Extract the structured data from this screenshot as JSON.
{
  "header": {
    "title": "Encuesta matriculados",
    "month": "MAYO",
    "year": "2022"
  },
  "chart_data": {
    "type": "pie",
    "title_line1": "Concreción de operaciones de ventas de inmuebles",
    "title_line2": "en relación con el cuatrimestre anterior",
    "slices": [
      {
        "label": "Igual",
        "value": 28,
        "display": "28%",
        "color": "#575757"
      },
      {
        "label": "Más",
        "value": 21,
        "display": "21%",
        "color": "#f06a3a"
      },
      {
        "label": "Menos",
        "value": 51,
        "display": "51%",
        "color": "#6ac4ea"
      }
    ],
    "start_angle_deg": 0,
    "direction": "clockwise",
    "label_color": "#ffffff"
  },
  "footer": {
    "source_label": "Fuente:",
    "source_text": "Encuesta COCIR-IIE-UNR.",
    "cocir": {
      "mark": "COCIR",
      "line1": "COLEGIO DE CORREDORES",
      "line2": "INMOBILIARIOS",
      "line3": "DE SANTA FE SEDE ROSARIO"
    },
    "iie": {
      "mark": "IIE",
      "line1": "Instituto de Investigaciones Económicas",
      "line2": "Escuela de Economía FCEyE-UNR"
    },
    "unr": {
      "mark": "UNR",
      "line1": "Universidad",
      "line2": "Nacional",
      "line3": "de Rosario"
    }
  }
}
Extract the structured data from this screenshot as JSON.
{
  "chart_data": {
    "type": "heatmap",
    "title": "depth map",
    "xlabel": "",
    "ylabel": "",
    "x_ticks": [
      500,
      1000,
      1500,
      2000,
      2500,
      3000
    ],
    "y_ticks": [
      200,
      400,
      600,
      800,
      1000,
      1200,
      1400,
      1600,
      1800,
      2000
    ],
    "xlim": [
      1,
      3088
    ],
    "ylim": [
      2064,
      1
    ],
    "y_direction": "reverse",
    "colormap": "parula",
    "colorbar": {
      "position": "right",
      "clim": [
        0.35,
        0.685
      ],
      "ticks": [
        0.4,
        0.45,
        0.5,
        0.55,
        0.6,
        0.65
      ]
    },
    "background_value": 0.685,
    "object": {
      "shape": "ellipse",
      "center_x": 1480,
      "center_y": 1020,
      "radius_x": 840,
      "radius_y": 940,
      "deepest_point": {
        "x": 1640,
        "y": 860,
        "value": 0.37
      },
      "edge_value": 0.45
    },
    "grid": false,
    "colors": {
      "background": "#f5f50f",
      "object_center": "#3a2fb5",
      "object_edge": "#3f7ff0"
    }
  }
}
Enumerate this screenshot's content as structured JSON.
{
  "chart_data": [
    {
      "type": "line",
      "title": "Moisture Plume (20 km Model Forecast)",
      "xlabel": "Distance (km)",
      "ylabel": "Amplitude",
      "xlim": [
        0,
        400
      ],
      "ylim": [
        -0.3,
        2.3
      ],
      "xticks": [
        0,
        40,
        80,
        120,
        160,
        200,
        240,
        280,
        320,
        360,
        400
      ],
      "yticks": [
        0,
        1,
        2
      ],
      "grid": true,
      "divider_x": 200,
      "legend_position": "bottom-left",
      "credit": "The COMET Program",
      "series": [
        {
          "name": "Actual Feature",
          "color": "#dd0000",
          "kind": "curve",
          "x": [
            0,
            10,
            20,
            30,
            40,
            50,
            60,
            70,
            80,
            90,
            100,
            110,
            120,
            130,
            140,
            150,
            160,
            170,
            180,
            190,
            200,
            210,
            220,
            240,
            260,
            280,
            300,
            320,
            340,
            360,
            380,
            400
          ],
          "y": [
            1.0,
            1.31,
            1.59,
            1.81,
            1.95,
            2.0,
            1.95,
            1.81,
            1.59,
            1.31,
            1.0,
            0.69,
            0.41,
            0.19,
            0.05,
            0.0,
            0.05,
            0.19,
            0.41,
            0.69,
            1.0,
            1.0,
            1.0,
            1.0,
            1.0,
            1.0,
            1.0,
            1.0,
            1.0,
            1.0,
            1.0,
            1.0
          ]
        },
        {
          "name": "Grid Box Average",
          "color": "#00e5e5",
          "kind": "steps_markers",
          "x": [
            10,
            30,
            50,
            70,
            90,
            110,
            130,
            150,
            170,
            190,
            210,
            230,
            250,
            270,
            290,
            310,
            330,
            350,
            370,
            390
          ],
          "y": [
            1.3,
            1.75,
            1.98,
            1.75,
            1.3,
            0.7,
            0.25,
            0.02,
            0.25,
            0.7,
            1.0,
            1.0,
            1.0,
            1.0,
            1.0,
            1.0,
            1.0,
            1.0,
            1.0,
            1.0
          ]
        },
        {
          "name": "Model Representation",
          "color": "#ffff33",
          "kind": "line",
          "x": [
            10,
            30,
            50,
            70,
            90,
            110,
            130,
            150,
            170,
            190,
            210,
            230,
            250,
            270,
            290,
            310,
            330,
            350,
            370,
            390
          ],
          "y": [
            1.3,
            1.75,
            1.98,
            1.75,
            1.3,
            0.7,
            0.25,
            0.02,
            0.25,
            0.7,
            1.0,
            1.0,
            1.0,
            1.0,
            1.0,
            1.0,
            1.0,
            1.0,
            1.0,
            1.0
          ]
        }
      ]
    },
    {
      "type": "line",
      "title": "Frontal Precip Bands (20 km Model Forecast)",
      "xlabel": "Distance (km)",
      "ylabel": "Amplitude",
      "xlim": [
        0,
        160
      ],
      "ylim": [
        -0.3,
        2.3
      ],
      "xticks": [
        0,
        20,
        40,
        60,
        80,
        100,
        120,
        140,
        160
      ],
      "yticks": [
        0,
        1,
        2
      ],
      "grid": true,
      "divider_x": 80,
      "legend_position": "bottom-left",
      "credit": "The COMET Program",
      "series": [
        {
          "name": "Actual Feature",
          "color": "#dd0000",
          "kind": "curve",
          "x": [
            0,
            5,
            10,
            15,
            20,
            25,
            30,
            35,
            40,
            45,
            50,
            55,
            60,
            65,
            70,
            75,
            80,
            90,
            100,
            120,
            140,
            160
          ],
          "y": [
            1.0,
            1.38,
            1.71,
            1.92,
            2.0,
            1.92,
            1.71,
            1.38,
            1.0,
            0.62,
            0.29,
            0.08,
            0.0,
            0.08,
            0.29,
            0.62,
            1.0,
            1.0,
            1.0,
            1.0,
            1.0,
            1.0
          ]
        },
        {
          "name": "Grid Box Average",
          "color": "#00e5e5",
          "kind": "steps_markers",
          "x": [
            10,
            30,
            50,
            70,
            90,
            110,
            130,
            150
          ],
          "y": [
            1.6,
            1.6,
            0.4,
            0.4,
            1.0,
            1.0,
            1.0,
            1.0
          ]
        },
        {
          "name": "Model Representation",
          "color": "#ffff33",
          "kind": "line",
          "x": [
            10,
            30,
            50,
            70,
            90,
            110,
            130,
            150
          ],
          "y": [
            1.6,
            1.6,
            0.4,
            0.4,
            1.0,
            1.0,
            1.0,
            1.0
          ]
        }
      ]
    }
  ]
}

┄┄┄┄┄┄┄┄┄┄

[WHAT IS ASKED] Reproduce every entry shown above, precisely as it stands.

[RESULT FOR THIS TASK]
Extract the structured data from this screenshot as JSON.
{
  "header": {
    "title": "Encuesta matriculados",
    "month": "MAYO",
    "year": "2022"
  },
  "chart_data": {
    "type": "pie",
    "title_line1": "Concreción de operaciones de ventas de inmuebles",
    "title_line2": "en relación con el cuatrimestre anterior",
    "slices": [
      {
        "label": "Igual",
        "value": 28,
        "display": "28%",
        "color": "#575757"
      },
      {
        "label": "Más",
        "value": 21,
        "display": "21%",
        "color": "#f06a3a"
      },
      {
        "label": "Menos",
        "value": 51,
        "display": "51%",
        "color": "#6ac4ea"
      }
    ],
    "start_angle_deg": 0,
    "direction": "clockwise",
    "label_color": "#ffffff"
  },
  "footer": {
    "source_label": "Fuente:",
    "source_text": "Encuesta COCIR-IIE-UNR.",
    "cocir": {
      "mark": "COCIR",
      "line1": "COLEGIO DE CORREDORES",
      "line2": "INMOBILIARIOS",
      "line3": "DE SANTA FE SEDE ROSARIO"
    },
    "iie": {
      "mark": "IIE",
      "line1": "Instituto de Investigaciones Económicas",
      "line2": "Escuela de Economía FCEyE-UNR"
    },
    "unr": {
      "mark": "UNR",
      "line1": "Universidad",
      "line2": "Nacional",
      "line3": "de Rosario"
    }
  }
}
Extract the structured data from this screenshot as JSON.
{
  "chart_data": {
    "type": "heatmap",
    "title": "depth map",
    "xlabel": "",
    "ylabel": "",
    "x_ticks": [
      500,
      1000,
      1500,
      2000,
      2500,
      3000
    ],
    "y_ticks": [
      200,
      400,
      600,
      800,
      1000,
      1200,
      1400,
      1600,
      1800,
      2000
    ],
    "xlim": [
      1,
      3088
    ],
    "ylim": [
      2064,
      1
    ],
    "y_direction": "reverse",
    "colormap": "parula",
    "colorbar": {
      "position": "right",
      "clim": [
        0.35,
        0.685
      ],
      "ticks": [
        0.4,
        0.45,
        0.5,
        0.55,
        0.6,
        0.65
      ]
    },
    "background_value": 0.685,
    "object": {
      "shape": "ellipse",
      "center_x": 1480,
      "center_y": 1020,
      "radius_x": 840,
      "radius_y": 940,
      "deepest_point": {
        "x": 1640,
        "y": 860,
        "value": 0.37
      },
      "edge_value": 0.45
    },
    "grid": false,
    "colors": {
      "background": "#f5f50f",
      "object_center": "#3a2fb5",
      "object_edge": "#3f7ff0"
    }
  }
}
Enumerate this screenshot's content as structured JSON.
{
  "chart_data": [
    {
      "type": "line",
      "title": "Moisture Plume (20 km Model Forecast)",
      "xlabel": "Distance (km)",
      "ylabel": "Amplitude",
      "xlim": [
        0,
        400
      ],
      "ylim": [
        -0.3,
        2.3
      ],
      "xticks": [
        0,
        40,
        80,
        120,
        160,
        200,
        240,
        280,
        320,
        360,
        400
      ],
      "yticks": [
        0,
        1,
        2
      ],
      "grid": true,
      "divider_x": 200,
      "legend_position": "bottom-left",
      "credit": "The COMET Program",
      "series": [
        {
          "name": "Actual Feature",
          "color": "#dd0000",
          "kind": "curve",
          "x": [
            0,
            10,
            20,
            30,
            40,
            50,
            60,
            70,
            80,
            90,
            100,
            110,
            120,
            130,
            140,
            150,
            160,
            170,
            180,
            190,
            200,
            210,
            220,
            240,
            260,
            280,
            300,
            320,
            340,
            360,
            380,
            400
          ],
          "y": [
            1.0,
            1.31,
            1.59,
            1.81,
            1.95,
            2.0,
            1.95,
            1.81,
            1.59,
            1.31,
            1.0,
            0.69,
            0.41,
            0.19,
            0.05,
            0.0,
            0.05,
            0.19,
            0.41,
            0.69,
            1.0,
            1.0,
            1.0,
            1.0,
            1.0,
            1.0,
            1.0,
            1.0,
            1.0,
            1.0,
            1.0,
            1.0
          ]
        },
        {
          "name": "Grid Box Average",
          "color": "#00e5e5",
          "kind": "steps_markers",
          "x": [
            10,
            30,
            50,
            70,
            90,
            110,
            130,
            150,
            170,
            190,
            210,
            230,
            250,
            270,
            290,
            310,
            330,
            350,
            370,
            390
          ],
          "y": [
            1.3,
            1.75,
            1.98,
            1.75,
            1.3,
            0.7,
            0.25,
            0.02,
            0.25,
            0.7,
            1.0,
            1.0,
            1.0,
            1.0,
            1.0,
            1.0,
            1.0,
            1.0,
            1.0,
            1.0
          ]
        },
        {
          "name": "Model Representation",
          "color": "#ffff33",
          "kind": "line",
          "x": [
            10,
            30,
            50,
            70,
            90,
            110,
            130,
            150,
            170,
            190,
            210,
            230,
            250,
            270,
            290,
            310,
            330,
            350,
            370,
            390
          ],
          "y": [
            1.3,
            1.75,
            1.98,
            1.75,
            1.3,
            0.7,
            0.25,
            0.02,
            0.25,
            0.7,
            1.0,
            1.0,
            1.0,
            1.0,
            1.0,
            1.0,
            1.0,
            1.0,
            1.0,
            1.0
          ]
        }
      ]
    },
    {
      "type": "line",
      "title": "Frontal Precip Bands (20 km Model Forecast)",
      "xlabel": "Distance (km)",
      "ylabel": "Amplitude",
      "xlim": [
        0,
        160
      ],
      "ylim": [
        -0.3,
        2.3
      ],
      "xticks": [
        0,
        20,
        40,
        60,
        80,
        100,
        120,
        140,
        160
      ],
      "yticks": [
        0,
        1,
        2
      ],
      "grid": true,
      "divider_x": 80,
      "legend_position": "bottom-left",
      "credit": "The COMET Program",
      "series": [
        {
          "name": "Actual Feature",
          "color": "#dd0000",
          "kind": "curve",
          "x": [
            0,
            5,
            10,
            15,
            20,
            25,
            30,
            35,
            40,
            45,
            50,
            55,
            60,
            65,
            70,
            75,
            80,
            90,
            100,
            120,
            140,
            160
          ],
          "y": [
            1.0,
            1.38,
            1.71,
            1.92,
            2.0,
            1.92,
            1.71,
            1.38,
            1.0,
            0.62,
            0.29,
            0.08,
            0.0,
            0.08,
            0.29,
            0.62,
            1.0,
            1.0,
            1.0,
            1.0,
            1.0,
            1.0
          ]
        },
        {
          "name": "Grid Box Average",
          "color": "#00e5e5",
          "kind": "steps_markers",
          "x": [
            10,
            30,
            50,
            70,
            90,
            110,
            130,
            150
          ],
          "y": [
            1.6,
            1.6,
            0.4,
            0.4,
            1.0,
            1.0,
            1.0,
            1.0
          ]
        },
        {
          "name": "Model Representation",
          "color": "#ffff33",
          "kind": "line",
          "x": [
            10,
            30,
            50,
            70,
            90,
            110,
            130,
            150
          ],
          "y": [
            1.6,
            1.6,
            0.4,
            0.4,
            1.0,
            1.0,
            1.0,
            1.0
          ]
        }
      ]
    }
  ]
}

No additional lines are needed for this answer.